>> Begin
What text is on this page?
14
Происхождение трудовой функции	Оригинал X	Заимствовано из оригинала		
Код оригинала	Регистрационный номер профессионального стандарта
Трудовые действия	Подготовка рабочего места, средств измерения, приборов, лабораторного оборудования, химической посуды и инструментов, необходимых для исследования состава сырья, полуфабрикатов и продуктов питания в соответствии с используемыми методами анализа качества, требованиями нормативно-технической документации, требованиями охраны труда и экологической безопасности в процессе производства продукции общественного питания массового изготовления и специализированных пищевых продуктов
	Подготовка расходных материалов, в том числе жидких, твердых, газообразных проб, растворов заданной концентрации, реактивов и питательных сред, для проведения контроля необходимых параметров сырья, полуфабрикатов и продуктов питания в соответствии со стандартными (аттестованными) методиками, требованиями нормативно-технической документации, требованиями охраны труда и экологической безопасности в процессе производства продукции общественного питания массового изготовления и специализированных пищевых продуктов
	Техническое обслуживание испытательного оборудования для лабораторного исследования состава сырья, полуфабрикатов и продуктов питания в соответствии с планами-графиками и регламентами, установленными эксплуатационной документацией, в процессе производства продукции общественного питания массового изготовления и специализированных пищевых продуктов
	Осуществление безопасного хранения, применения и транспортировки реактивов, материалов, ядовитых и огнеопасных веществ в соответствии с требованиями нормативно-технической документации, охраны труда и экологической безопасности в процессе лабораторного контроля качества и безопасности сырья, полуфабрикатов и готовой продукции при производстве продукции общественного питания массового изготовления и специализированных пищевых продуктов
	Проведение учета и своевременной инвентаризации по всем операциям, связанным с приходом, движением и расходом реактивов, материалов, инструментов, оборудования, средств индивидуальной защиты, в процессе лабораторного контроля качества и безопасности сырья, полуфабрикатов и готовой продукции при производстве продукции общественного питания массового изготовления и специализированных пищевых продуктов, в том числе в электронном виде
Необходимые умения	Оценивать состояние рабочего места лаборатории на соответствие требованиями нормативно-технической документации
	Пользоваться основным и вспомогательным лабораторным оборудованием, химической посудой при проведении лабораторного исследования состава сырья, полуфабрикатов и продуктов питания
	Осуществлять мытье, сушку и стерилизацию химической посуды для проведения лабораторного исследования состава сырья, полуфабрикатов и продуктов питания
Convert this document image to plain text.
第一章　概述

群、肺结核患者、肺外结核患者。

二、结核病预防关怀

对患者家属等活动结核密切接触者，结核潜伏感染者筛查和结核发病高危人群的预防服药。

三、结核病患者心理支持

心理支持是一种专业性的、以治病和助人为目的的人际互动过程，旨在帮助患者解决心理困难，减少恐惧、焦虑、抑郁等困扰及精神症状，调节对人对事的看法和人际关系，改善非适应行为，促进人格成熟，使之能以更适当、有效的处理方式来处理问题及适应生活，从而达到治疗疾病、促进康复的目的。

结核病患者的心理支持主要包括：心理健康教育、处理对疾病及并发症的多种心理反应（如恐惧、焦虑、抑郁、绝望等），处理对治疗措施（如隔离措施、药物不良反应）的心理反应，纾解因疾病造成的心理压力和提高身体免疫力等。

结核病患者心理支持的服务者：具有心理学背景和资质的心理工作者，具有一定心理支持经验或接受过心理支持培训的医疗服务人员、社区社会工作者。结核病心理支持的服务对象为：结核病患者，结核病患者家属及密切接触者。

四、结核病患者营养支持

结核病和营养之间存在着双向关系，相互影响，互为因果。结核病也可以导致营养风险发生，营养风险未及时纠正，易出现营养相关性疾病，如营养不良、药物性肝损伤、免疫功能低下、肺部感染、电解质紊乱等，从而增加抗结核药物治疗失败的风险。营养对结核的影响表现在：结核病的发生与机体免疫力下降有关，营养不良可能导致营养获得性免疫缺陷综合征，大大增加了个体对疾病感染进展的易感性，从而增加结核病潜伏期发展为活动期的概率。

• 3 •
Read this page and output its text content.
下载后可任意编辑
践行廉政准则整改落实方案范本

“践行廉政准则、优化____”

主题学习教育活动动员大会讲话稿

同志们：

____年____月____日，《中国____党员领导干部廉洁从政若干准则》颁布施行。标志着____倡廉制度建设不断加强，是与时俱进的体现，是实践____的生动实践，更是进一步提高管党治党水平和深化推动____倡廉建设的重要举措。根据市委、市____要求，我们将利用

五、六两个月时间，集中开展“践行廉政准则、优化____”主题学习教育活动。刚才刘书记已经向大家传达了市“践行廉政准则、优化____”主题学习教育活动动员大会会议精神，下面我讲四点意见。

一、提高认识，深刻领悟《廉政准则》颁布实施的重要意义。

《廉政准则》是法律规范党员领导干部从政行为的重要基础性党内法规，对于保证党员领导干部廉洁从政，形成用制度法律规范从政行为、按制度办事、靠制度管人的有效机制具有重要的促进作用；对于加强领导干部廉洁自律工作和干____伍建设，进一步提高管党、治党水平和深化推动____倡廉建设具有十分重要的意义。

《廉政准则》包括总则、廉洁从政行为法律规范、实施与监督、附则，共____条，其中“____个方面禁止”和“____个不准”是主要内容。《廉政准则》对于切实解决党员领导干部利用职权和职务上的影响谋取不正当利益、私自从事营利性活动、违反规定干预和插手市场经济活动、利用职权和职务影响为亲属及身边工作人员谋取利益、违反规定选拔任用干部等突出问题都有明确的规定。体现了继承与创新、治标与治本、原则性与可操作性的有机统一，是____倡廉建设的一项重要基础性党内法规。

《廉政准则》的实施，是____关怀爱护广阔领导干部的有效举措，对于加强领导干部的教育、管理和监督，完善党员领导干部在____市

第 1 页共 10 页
>> End
Problem description.
Send back each record exactly as it stands.

Response.
What text is on this page?
14
Происхождение трудовой функции	Оригинал X	Заимствовано из оригинала		
Код оригинала	Регистрационный номер профессионального стандарта
Трудовые действия	Подготовка рабочего места, средств измерения, приборов, лабораторного оборудования, химической посуды и инструментов, необходимых для исследования состава сырья, полуфабрикатов и продуктов питания в соответствии с используемыми методами анализа качества, требованиями нормативно-технической документации, требованиями охраны труда и экологической безопасности в процессе производства продукции общественного питания массового изготовления и специализированных пищевых продуктов
	Подготовка расходных материалов, в том числе жидких, твердых, газообразных проб, растворов заданной концентрации, реактивов и питательных сред, для проведения контроля необходимых параметров сырья, полуфабрикатов и продуктов питания в соответствии со стандартными (аттестованными) методиками, требованиями нормативно-технической документации, требованиями охраны труда и экологической безопасности в процессе производства продукции общественного питания массового изготовления и специализированных пищевых продуктов
	Техническое обслуживание испытательного оборудования для лабораторного исследования состава сырья, полуфабрикатов и продуктов питания в соответствии с планами-графиками и регламентами, установленными эксплуатационной документацией, в процессе производства продукции общественного питания массового изготовления и специализированных пищевых продуктов
	Осуществление безопасного хранения, применения и транспортировки реактивов, материалов, ядовитых и огнеопасных веществ в соответствии с требованиями нормативно-технической документации, охраны труда и экологической безопасности в процессе лабораторного контроля качества и безопасности сырья, полуфабрикатов и готовой продукции при производстве продукции общественного питания массового изготовления и специализированных пищевых продуктов
	Проведение учета и своевременной инвентаризации по всем операциям, связанным с приходом, движением и расходом реактивов, материалов, инструментов, оборудования, средств индивидуальной защиты, в процессе лабораторного контроля качества и безопасности сырья, полуфабрикатов и готовой продукции при производстве продукции общественного питания массового изготовления и специализированных пищевых продуктов, в том числе в электронном виде
Необходимые умения	Оценивать состояние рабочего места лаборатории на соответствие требованиями нормативно-технической документации
	Пользоваться основным и вспомогательным лабораторным оборудованием, химической посудой при проведении лабораторного исследования состава сырья, полуфабрикатов и продуктов питания
	Осуществлять мытье, сушку и стерилизацию химической посуды для проведения лабораторного исследования состава сырья, полуфабрикатов и продуктов питания
Convert this document image to plain text.
第一章　概述

群、肺结核患者、肺外结核患者。

二、结核病预防关怀

对患者家属等活动结核密切接触者，结核潜伏感染者筛查和结核发病高危人群的预防服药。

三、结核病患者心理支持

心理支持是一种专业性的、以治病和助人为目的的人际互动过程，旨在帮助患者解决心理困难，减少恐惧、焦虑、抑郁等困扰及精神症状，调节对人对事的看法和人际关系，改善非适应行为，促进人格成熟，使之能以更适当、有效的处理方式来处理问题及适应生活，从而达到治疗疾病、促进康复的目的。

结核病患者的心理支持主要包括：心理健康教育、处理对疾病及并发症的多种心理反应（如恐惧、焦虑、抑郁、绝望等），处理对治疗措施（如隔离措施、药物不良反应）的心理反应，纾解因疾病造成的心理压力和提高身体免疫力等。

结核病患者心理支持的服务者：具有心理学背景和资质的心理工作者，具有一定心理支持经验或接受过心理支持培训的医疗服务人员、社区社会工作者。结核病心理支持的服务对象为：结核病患者，结核病患者家属及密切接触者。

四、结核病患者营养支持

结核病和营养之间存在着双向关系，相互影响，互为因果。结核病也可以导致营养风险发生，营养风险未及时纠正，易出现营养相关性疾病，如营养不良、药物性肝损伤、免疫功能低下、肺部感染、电解质紊乱等，从而增加抗结核药物治疗失败的风险。营养对结核的影响表现在：结核病的发生与机体免疫力下降有关，营养不良可能导致营养获得性免疫缺陷综合征，大大增加了个体对疾病感染进展的易感性，从而增加结核病潜伏期发展为活动期的概率。

• 3 •
Read this page and output its text content.
下载后可任意编辑
践行廉政准则整改落实方案范本

“践行廉政准则、优化____”

主题学习教育活动动员大会讲话稿

同志们：

____年____月____日，《中国____党员领导干部廉洁从政若干准则》颁布施行。标志着____倡廉制度建设不断加强，是与时俱进的体现，是实践____的生动实践，更是进一步提高管党治党水平和深化推动____倡廉建设的重要举措。根据市委、市____要求，我们将利用

五、六两个月时间，集中开展“践行廉政准则、优化____”主题学习教育活动。刚才刘书记已经向大家传达了市“践行廉政准则、优化____”主题学习教育活动动员大会会议精神，下面我讲四点意见。

一、提高认识，深刻领悟《廉政准则》颁布实施的重要意义。

《廉政准则》是法律规范党员领导干部从政行为的重要基础性党内法规，对于保证党员领导干部廉洁从政，形成用制度法律规范从政行为、按制度办事、靠制度管人的有效机制具有重要的促进作用；对于加强领导干部廉洁自律工作和干____伍建设，进一步提高管党、治党水平和深化推动____倡廉建设具有十分重要的意义。

《廉政准则》包括总则、廉洁从政行为法律规范、实施与监督、附则，共____条，其中“____个方面禁止”和“____个不准”是主要内容。《廉政准则》对于切实解决党员领导干部利用职权和职务上的影响谋取不正当利益、私自从事营利性活动、违反规定干预和插手市场经济活动、利用职权和职务影响为亲属及身边工作人员谋取利益、违反规定选拔任用干部等突出问题都有明确的规定。体现了继承与创新、治标与治本、原则性与可操作性的有机统一，是____倡廉建设的一项重要基础性党内法规。

《廉政准则》的实施，是____关怀爱护广阔领导干部的有效举措，对于加强领导干部的教育、管理和监督，完善党员领导干部在____市

第 1 页共 10 页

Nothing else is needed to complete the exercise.